* [What the task requires]
Repeat each line of the material exactly.

^^^^

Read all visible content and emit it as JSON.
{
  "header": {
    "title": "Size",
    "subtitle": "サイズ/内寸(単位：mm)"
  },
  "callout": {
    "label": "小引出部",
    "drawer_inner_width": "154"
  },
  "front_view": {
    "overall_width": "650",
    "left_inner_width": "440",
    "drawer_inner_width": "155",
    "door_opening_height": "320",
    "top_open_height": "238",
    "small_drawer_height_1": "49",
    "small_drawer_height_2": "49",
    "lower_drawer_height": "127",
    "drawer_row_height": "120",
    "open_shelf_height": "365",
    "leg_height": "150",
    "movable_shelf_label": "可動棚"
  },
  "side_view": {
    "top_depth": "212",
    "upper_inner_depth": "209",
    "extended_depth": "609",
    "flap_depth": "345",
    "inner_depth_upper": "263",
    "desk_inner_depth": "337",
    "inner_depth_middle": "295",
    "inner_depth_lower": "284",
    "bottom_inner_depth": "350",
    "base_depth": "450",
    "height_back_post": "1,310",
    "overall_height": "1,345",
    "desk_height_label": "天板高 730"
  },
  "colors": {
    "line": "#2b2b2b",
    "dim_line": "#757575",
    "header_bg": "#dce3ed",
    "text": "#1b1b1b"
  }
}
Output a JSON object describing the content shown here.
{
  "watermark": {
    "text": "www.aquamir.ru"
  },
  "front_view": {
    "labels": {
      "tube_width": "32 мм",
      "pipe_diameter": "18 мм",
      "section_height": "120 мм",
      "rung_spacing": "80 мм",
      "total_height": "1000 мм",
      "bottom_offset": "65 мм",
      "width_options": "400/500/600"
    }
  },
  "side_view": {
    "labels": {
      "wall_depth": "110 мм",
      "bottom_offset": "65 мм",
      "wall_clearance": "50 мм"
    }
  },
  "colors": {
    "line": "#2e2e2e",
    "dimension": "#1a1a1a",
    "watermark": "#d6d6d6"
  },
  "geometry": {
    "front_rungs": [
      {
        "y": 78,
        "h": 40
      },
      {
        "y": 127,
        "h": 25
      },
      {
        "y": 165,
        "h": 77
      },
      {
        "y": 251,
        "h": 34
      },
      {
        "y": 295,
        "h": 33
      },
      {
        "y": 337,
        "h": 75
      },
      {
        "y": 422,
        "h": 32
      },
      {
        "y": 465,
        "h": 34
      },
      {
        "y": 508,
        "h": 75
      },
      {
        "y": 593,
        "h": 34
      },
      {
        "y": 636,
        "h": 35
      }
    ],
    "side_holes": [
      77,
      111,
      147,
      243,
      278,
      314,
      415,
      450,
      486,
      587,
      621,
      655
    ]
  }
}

^^^^

* [Solution to this exercise]
Read all visible content and emit it as JSON.
{
  "header": {
    "title": "Size",
    "subtitle": "サイズ/内寸(単位：mm)"
  },
  "callout": {
    "label": "小引出部",
    "drawer_inner_width": "154"
  },
  "front_view": {
    "overall_width": "650",
    "left_inner_width": "440",
    "drawer_inner_width": "155",
    "door_opening_height": "320",
    "top_open_height": "238",
    "small_drawer_height_1": "49",
    "small_drawer_height_2": "49",
    "lower_drawer_height": "127",
    "drawer_row_height": "120",
    "open_shelf_height": "365",
    "leg_height": "150",
    "movable_shelf_label": "可動棚"
  },
  "side_view": {
    "top_depth": "212",
    "upper_inner_depth": "209",
    "extended_depth": "609",
    "flap_depth": "345",
    "inner_depth_upper": "263",
    "desk_inner_depth": "337",
    "inner_depth_middle": "295",
    "inner_depth_lower": "284",
    "bottom_inner_depth": "350",
    "base_depth": "450",
    "height_back_post": "1,310",
    "overall_height": "1,345",
    "desk_height_label": "天板高 730"
  },
  "colors": {
    "line": "#2b2b2b",
    "dim_line": "#757575",
    "header_bg": "#dce3ed",
    "text": "#1b1b1b"
  }
}
Output a JSON object describing the content shown here.
{
  "watermark": {
    "text": "www.aquamir.ru"
  },
  "front_view": {
    "labels": {
      "tube_width": "32 мм",
      "pipe_diameter": "18 мм",
      "section_height": "120 мм",
      "rung_spacing": "80 мм",
      "total_height": "1000 мм",
      "bottom_offset": "65 мм",
      "width_options": "400/500/600"
    }
  },
  "side_view": {
    "labels": {
      "wall_depth": "110 мм",
      "bottom_offset": "65 мм",
      "wall_clearance": "50 мм"
    }
  },
  "colors": {
    "line": "#2e2e2e",
    "dimension": "#1a1a1a",
    "watermark": "#d6d6d6"
  },
  "geometry": {
    "front_rungs": [
      {
        "y": 78,
        "h": 40
      },
      {
        "y": 127,
        "h": 25
      },
      {
        "y": 165,
        "h": 77
      },
      {
        "y": 251,
        "h": 34
      },
      {
        "y": 295,
        "h": 33
      },
      {
        "y": 337,
        "h": 75
      },
      {
        "y": 422,
        "h": 32
      },
      {
        "y": 465,
        "h": 34
      },
      {
        "y": 508,
        "h": 75
      },
      {
        "y": 593,
        "h": 34
      },
      {
        "y": 636,
        "h": 35
      }
    ],
    "side_holes": [
      77,
      111,
      147,
      243,
      278,
      314,
      415,
      450,
      486,
      587,
      621,
      655
    ]
  }
}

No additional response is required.